### MATERIAL FOR THE TASK ###
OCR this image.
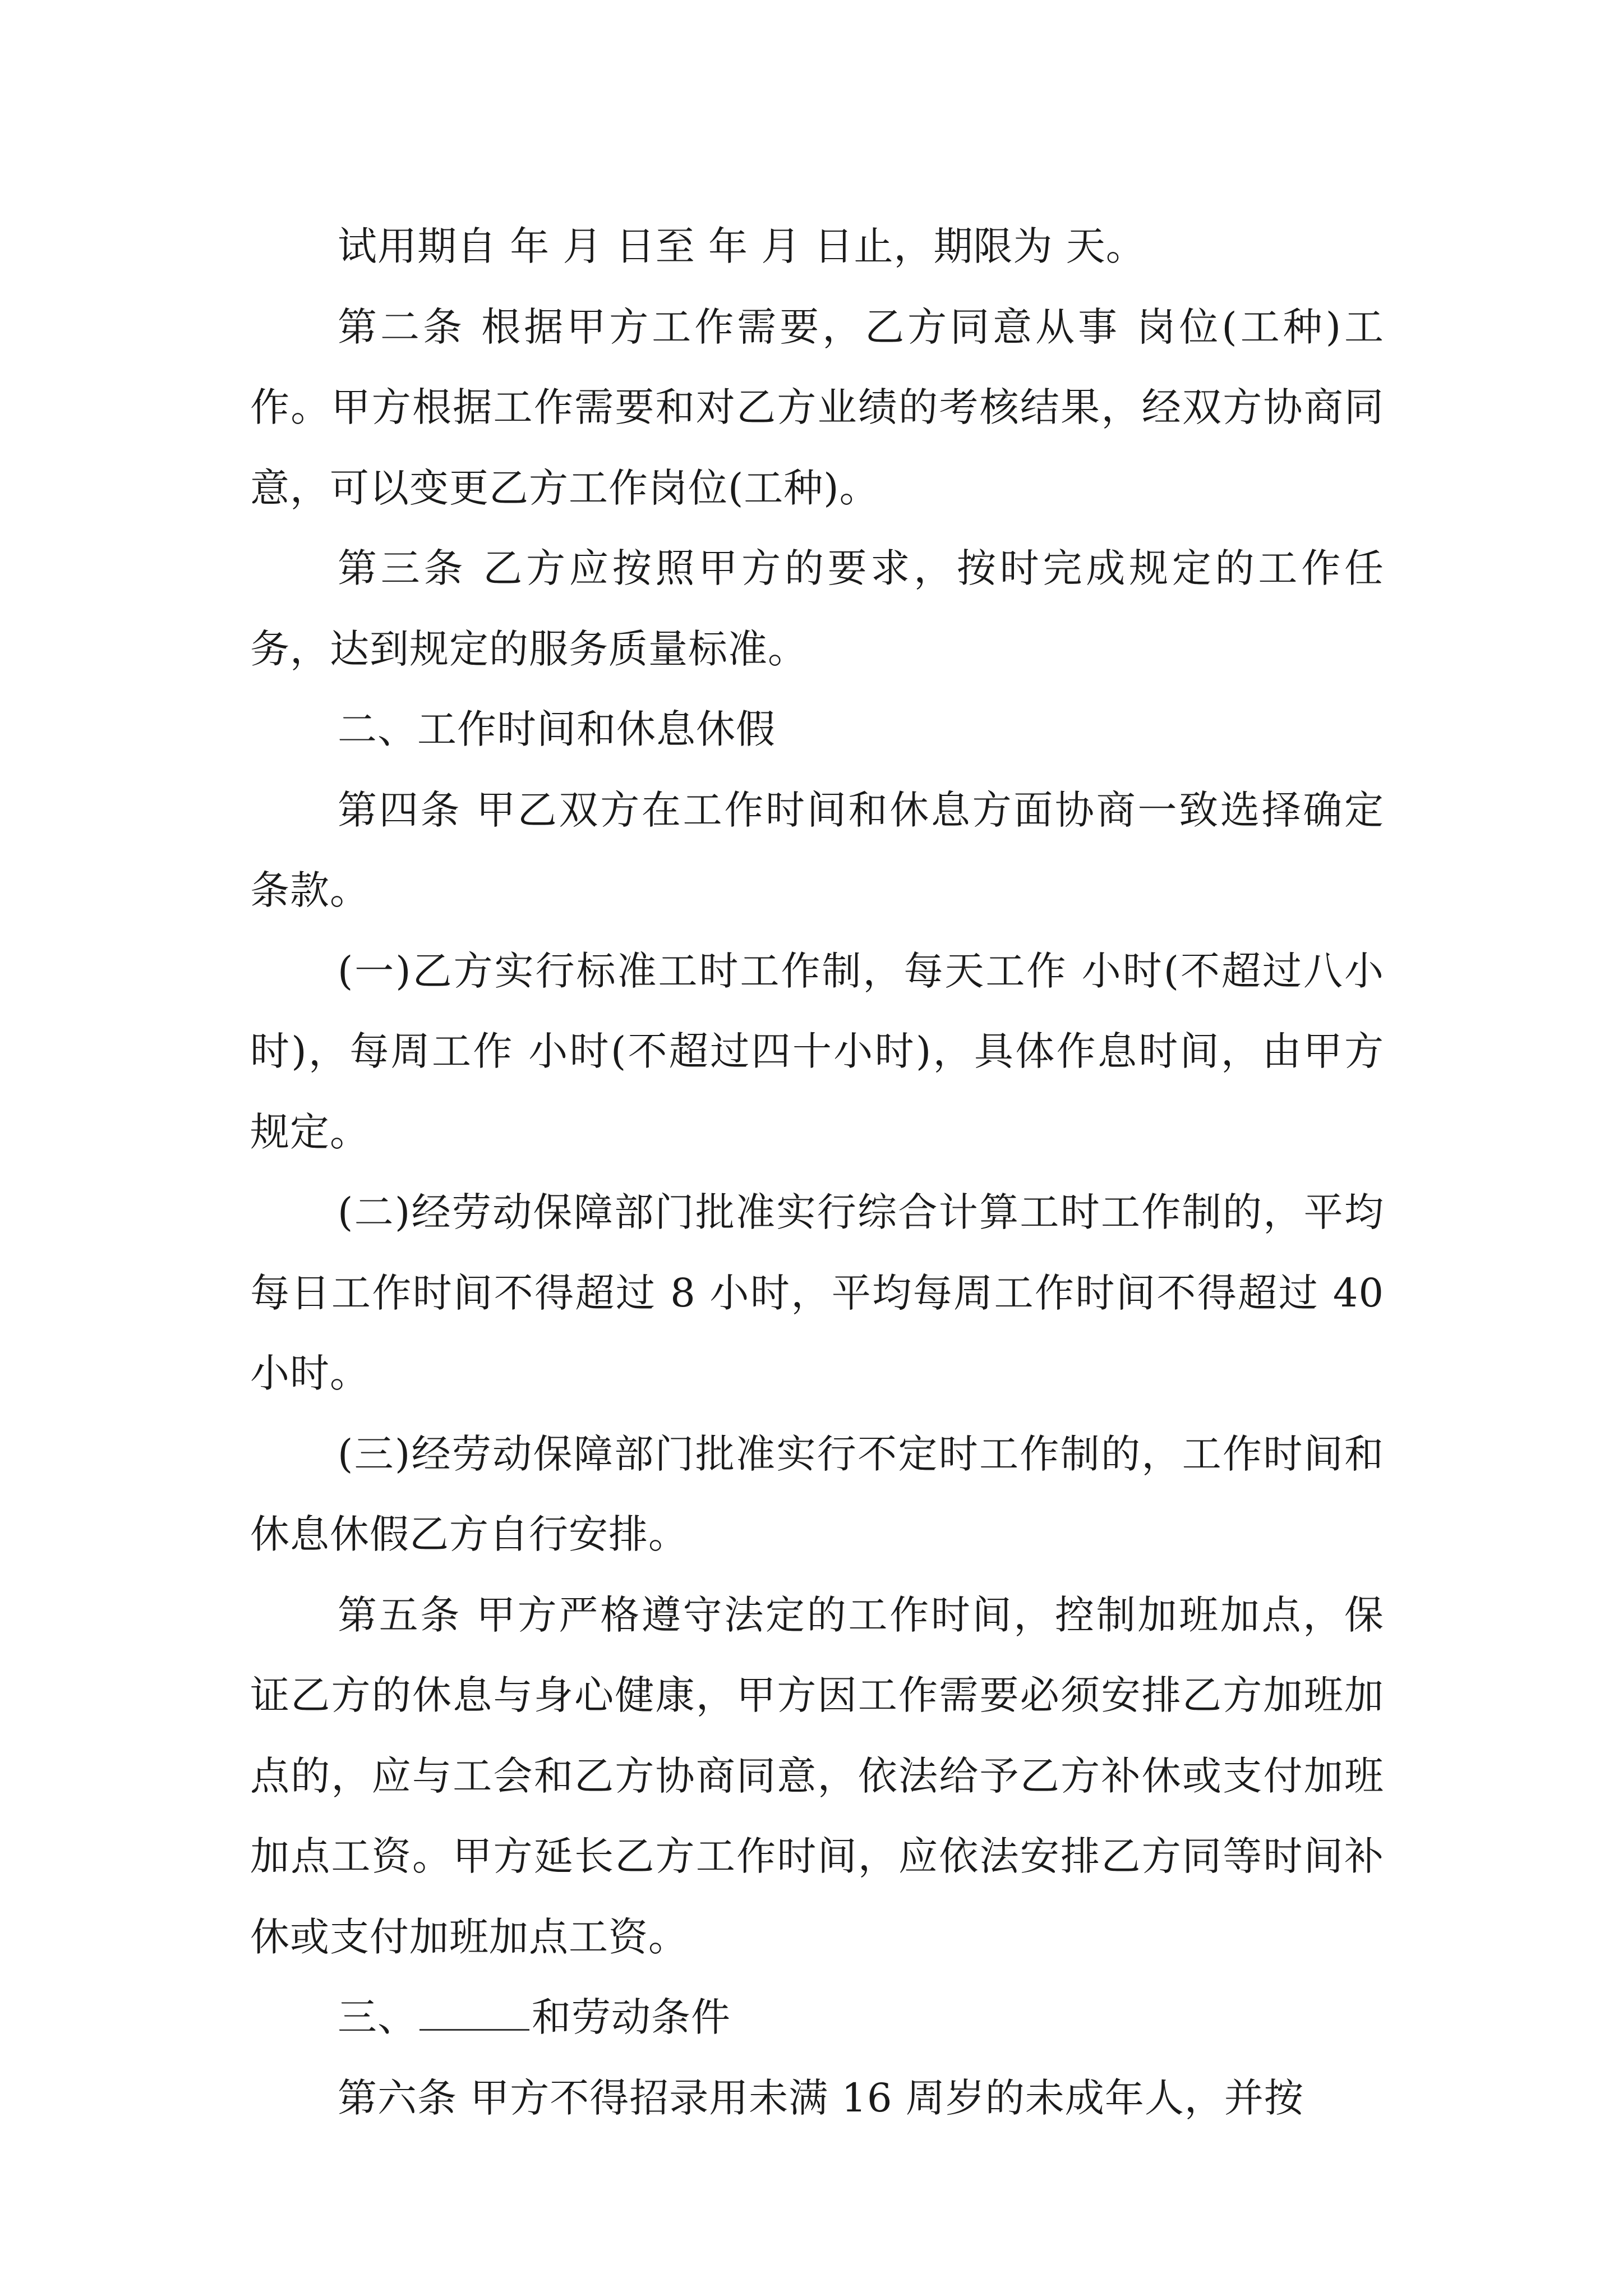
试用期自 年 月 日至 年 月 日止，期限为 天。

第二条 根据甲方工作需要，乙方同意从事 岗位(工种)工作。甲方根据工作需要和对乙方业绩的考核结果，经双方协商同意，可以变更乙方工作岗位(工种)。

第三条 乙方应按照甲方的要求，按时完成规定的工作任务，达到规定的服务质量标准。

二、工作时间和休息休假

第四条 甲乙双方在工作时间和休息方面协商一致选择确定 条款。

(一)乙方实行标准工时工作制，每天工作 小时(不超过八小时)，每周工作 小时(不超过四十小时)，具体作息时间，由甲方规定。

(二)经劳动保障部门批准实行综合计算工时工作制的，平均每日工作时间不得超过 8 小时，平均每周工作时间不得超过 40 小时。

(三)经劳动保障部门批准实行不定时工作制的，工作时间和休息休假乙方自行安排。

第五条 甲方严格遵守法定的工作时间，控制加班加点，保证乙方的休息与身心健康，甲方因工作需要必须安排乙方加班加点的，应与工会和乙方协商同意，依法给予乙方补休或支付加班加点工资。甲方延长乙方工作时间，应依法安排乙方同等时间补休或支付加班加点工资。

三、	和劳动条件

第六条 甲方不得招录用未满 16 周岁的未成年人，并按
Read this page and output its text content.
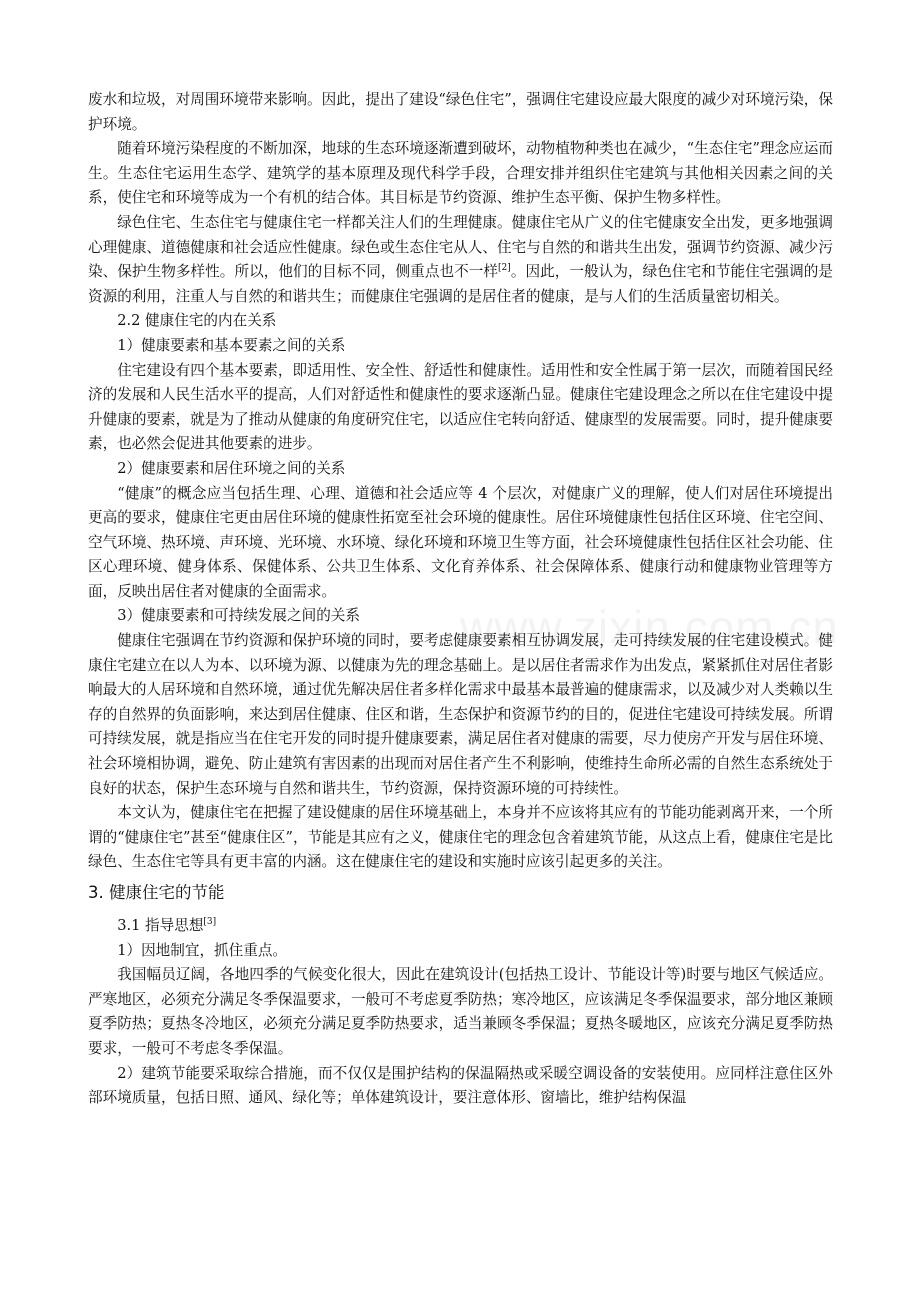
废水和垃圾，对周围环境带来影响。因此，提出了建设“绿色住宅”，强调住宅建设应最大限度的减少对环境污染，保护环境。

随着环境污染程度的不断加深，地球的生态环境逐渐遭到破坏，动物植物种类也在减少，“生态住宅”理念应运而生。生态住宅运用生态学、建筑学的基本原理及现代科学手段，合理安排并组织住宅建筑与其他相关因素之间的关系，使住宅和环境等成为一个有机的结合体。其目标是节约资源、维护生态平衡、保护生物多样性。

绿色住宅、生态住宅与健康住宅一样都关注人们的生理健康。健康住宅从广义的住宅健康安全出发，更多地强调心理健康、道德健康和社会适应性健康。绿色或生态住宅从人、住宅与自然的和谐共生出发，强调节约资源、减少污染、保护生物多样性。所以，他们的目标不同，侧重点也不一样[2]。因此，一般认为，绿色住宅和节能住宅强调的是资源的利用，注重人与自然的和谐共生；而健康住宅强调的是居住者的健康，是与人们的生活质量密切相关。

2.2 健康住宅的内在关系

1）健康要素和基本要素之间的关系

住宅建设有四个基本要素，即适用性、安全性、舒适性和健康性。适用性和安全性属于第一层次，而随着国民经济的发展和人民生活水平的提高，人们对舒适性和健康性的要求逐渐凸显。健康住宅建设理念之所以在住宅建设中提升健康的要素，就是为了推动从健康的角度研究住宅，以适应住宅转向舒适、健康型的发展需要。同时，提升健康要素，也必然会促进其他要素的进步。

2）健康要素和居住环境之间的关系

“健康”的概念应当包括生理、心理、道德和社会适应等 4 个层次，对健康广义的理解，使人们对居住环境提出更高的要求，健康住宅更由居住环境的健康性拓宽至社会环境的健康性。居住环境健康性包括住区环境、住宅空间、空气环境、热环境、声环境、光环境、水环境、绿化环境和环境卫生等方面，社会环境健康性包括住区社会功能、住区心理环境、健身体系、保健体系、公共卫生体系、文化育养体系、社会保障体系、健康行动和健康物业管理等方面，反映出居住者对健康的全面需求。

3）健康要素和可持续发展之间的关系

健康住宅强调在节约资源和保护环境的同时，要考虑健康要素相互协调发展，走可持续发展的住宅建设模式。健康住宅建立在以人为本、以环境为源、以健康为先的理念基础上。是以居住者需求作为出发点，紧紧抓住对居住者影响最大的人居环境和自然环境，通过优先解决居住者多样化需求中最基本最普遍的健康需求，以及减少对人类赖以生存的自然界的负面影响，来达到居住健康、住区和谐，生态保护和资源节约的目的，促进住宅建设可持续发展。所谓可持续发展，就是指应当在住宅开发的同时提升健康要素，满足居住者对健康的需要，尽力使房产开发与居住环境、社会环境相协调，避免、防止建筑有害因素的出现而对居住者产生不利影响，使维持生命所必需的自然生态系统处于良好的状态，保护生态环境与自然和谐共生，节约资源，保持资源环境的可持续性。

本文认为，健康住宅在把握了建设健康的居住环境基础上，本身并不应该将其应有的节能功能剥离开来，一个所谓的“健康住宅”甚至“健康住区”，节能是其应有之义，健康住宅的理念包含着建筑节能，从这点上看，健康住宅是比绿色、生态住宅等具有更丰富的内涵。这在健康住宅的建设和实施时应该引起更多的关注。

3. 健康住宅的节能

3.1 指导思想[3]

1）因地制宜，抓住重点。

我国幅员辽阔，各地四季的气候变化很大，因此在建筑设计(包括热工设计、节能设计等)时要与地区气候适应。严寒地区，必须充分满足冬季保温要求，一般可不考虑夏季防热；寒冷地区，应该满足冬季保温要求，部分地区兼顾夏季防热；夏热冬冷地区，必须充分满足夏季防热要求，适当兼顾冬季保温；夏热冬暖地区，应该充分满足夏季防热要求，一般可不考虑冬季保温。

2）建筑节能要采取综合措施，而不仅仅是围护结构的保温隔热或采暖空调设备的安装使用。应同样注意住区外部环境质量，包括日照、通风、绿化等；单体建筑设计，要注意体形、窗墙比，维护结构保温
###
### DIRECTION:
Return all the entries word for word, but omit any pictures they contain.

### WRITTEN ANSWER:
OCR this image.
试用期自 年 月 日至 年 月 日止，期限为 天。

第二条 根据甲方工作需要，乙方同意从事 岗位(工种)工作。甲方根据工作需要和对乙方业绩的考核结果，经双方协商同意，可以变更乙方工作岗位(工种)。

第三条 乙方应按照甲方的要求，按时完成规定的工作任务，达到规定的服务质量标准。

二、工作时间和休息休假

第四条 甲乙双方在工作时间和休息方面协商一致选择确定 条款。

(一)乙方实行标准工时工作制，每天工作 小时(不超过八小时)，每周工作 小时(不超过四十小时)，具体作息时间，由甲方规定。

(二)经劳动保障部门批准实行综合计算工时工作制的，平均每日工作时间不得超过 8 小时，平均每周工作时间不得超过 40 小时。

(三)经劳动保障部门批准实行不定时工作制的，工作时间和休息休假乙方自行安排。

第五条 甲方严格遵守法定的工作时间，控制加班加点，保证乙方的休息与身心健康，甲方因工作需要必须安排乙方加班加点的，应与工会和乙方协商同意，依法给予乙方补休或支付加班加点工资。甲方延长乙方工作时间，应依法安排乙方同等时间补休或支付加班加点工资。

三、	和劳动条件

第六条 甲方不得招录用未满 16 周岁的未成年人，并按
Read this page and output its text content.
废水和垃圾，对周围环境带来影响。因此，提出了建设“绿色住宅”，强调住宅建设应最大限度的减少对环境污染，保护环境。

随着环境污染程度的不断加深，地球的生态环境逐渐遭到破坏，动物植物种类也在减少，“生态住宅”理念应运而生。生态住宅运用生态学、建筑学的基本原理及现代科学手段，合理安排并组织住宅建筑与其他相关因素之间的关系，使住宅和环境等成为一个有机的结合体。其目标是节约资源、维护生态平衡、保护生物多样性。

绿色住宅、生态住宅与健康住宅一样都关注人们的生理健康。健康住宅从广义的住宅健康安全出发，更多地强调心理健康、道德健康和社会适应性健康。绿色或生态住宅从人、住宅与自然的和谐共生出发，强调节约资源、减少污染、保护生物多样性。所以，他们的目标不同，侧重点也不一样[2]。因此，一般认为，绿色住宅和节能住宅强调的是资源的利用，注重人与自然的和谐共生；而健康住宅强调的是居住者的健康，是与人们的生活质量密切相关。

2.2 健康住宅的内在关系

1）健康要素和基本要素之间的关系

住宅建设有四个基本要素，即适用性、安全性、舒适性和健康性。适用性和安全性属于第一层次，而随着国民经济的发展和人民生活水平的提高，人们对舒适性和健康性的要求逐渐凸显。健康住宅建设理念之所以在住宅建设中提升健康的要素，就是为了推动从健康的角度研究住宅，以适应住宅转向舒适、健康型的发展需要。同时，提升健康要素，也必然会促进其他要素的进步。

2）健康要素和居住环境之间的关系

“健康”的概念应当包括生理、心理、道德和社会适应等 4 个层次，对健康广义的理解，使人们对居住环境提出更高的要求，健康住宅更由居住环境的健康性拓宽至社会环境的健康性。居住环境健康性包括住区环境、住宅空间、空气环境、热环境、声环境、光环境、水环境、绿化环境和环境卫生等方面，社会环境健康性包括住区社会功能、住区心理环境、健身体系、保健体系、公共卫生体系、文化育养体系、社会保障体系、健康行动和健康物业管理等方面，反映出居住者对健康的全面需求。

3）健康要素和可持续发展之间的关系

健康住宅强调在节约资源和保护环境的同时，要考虑健康要素相互协调发展，走可持续发展的住宅建设模式。健康住宅建立在以人为本、以环境为源、以健康为先的理念基础上。是以居住者需求作为出发点，紧紧抓住对居住者影响最大的人居环境和自然环境，通过优先解决居住者多样化需求中最基本最普遍的健康需求，以及减少对人类赖以生存的自然界的负面影响，来达到居住健康、住区和谐，生态保护和资源节约的目的，促进住宅建设可持续发展。所谓可持续发展，就是指应当在住宅开发的同时提升健康要素，满足居住者对健康的需要，尽力使房产开发与居住环境、社会环境相协调，避免、防止建筑有害因素的出现而对居住者产生不利影响，使维持生命所必需的自然生态系统处于良好的状态，保护生态环境与自然和谐共生，节约资源，保持资源环境的可持续性。

本文认为，健康住宅在把握了建设健康的居住环境基础上，本身并不应该将其应有的节能功能剥离开来，一个所谓的“健康住宅”甚至“健康住区”，节能是其应有之义，健康住宅的理念包含着建筑节能，从这点上看，健康住宅是比绿色、生态住宅等具有更丰富的内涵。这在健康住宅的建设和实施时应该引起更多的关注。

3. 健康住宅的节能

3.1 指导思想[3]

1）因地制宜，抓住重点。

我国幅员辽阔，各地四季的气候变化很大，因此在建筑设计(包括热工设计、节能设计等)时要与地区气候适应。严寒地区，必须充分满足冬季保温要求，一般可不考虑夏季防热；寒冷地区，应该满足冬季保温要求，部分地区兼顾夏季防热；夏热冬冷地区，必须充分满足夏季防热要求，适当兼顾冬季保温；夏热冬暖地区，应该充分满足夏季防热要求，一般可不考虑冬季保温。

2）建筑节能要采取综合措施，而不仅仅是围护结构的保温隔热或采暖空调设备的安装使用。应同样注意住区外部环境质量，包括日照、通风、绿化等；单体建筑设计，要注意体形、窗墙比，维护结构保温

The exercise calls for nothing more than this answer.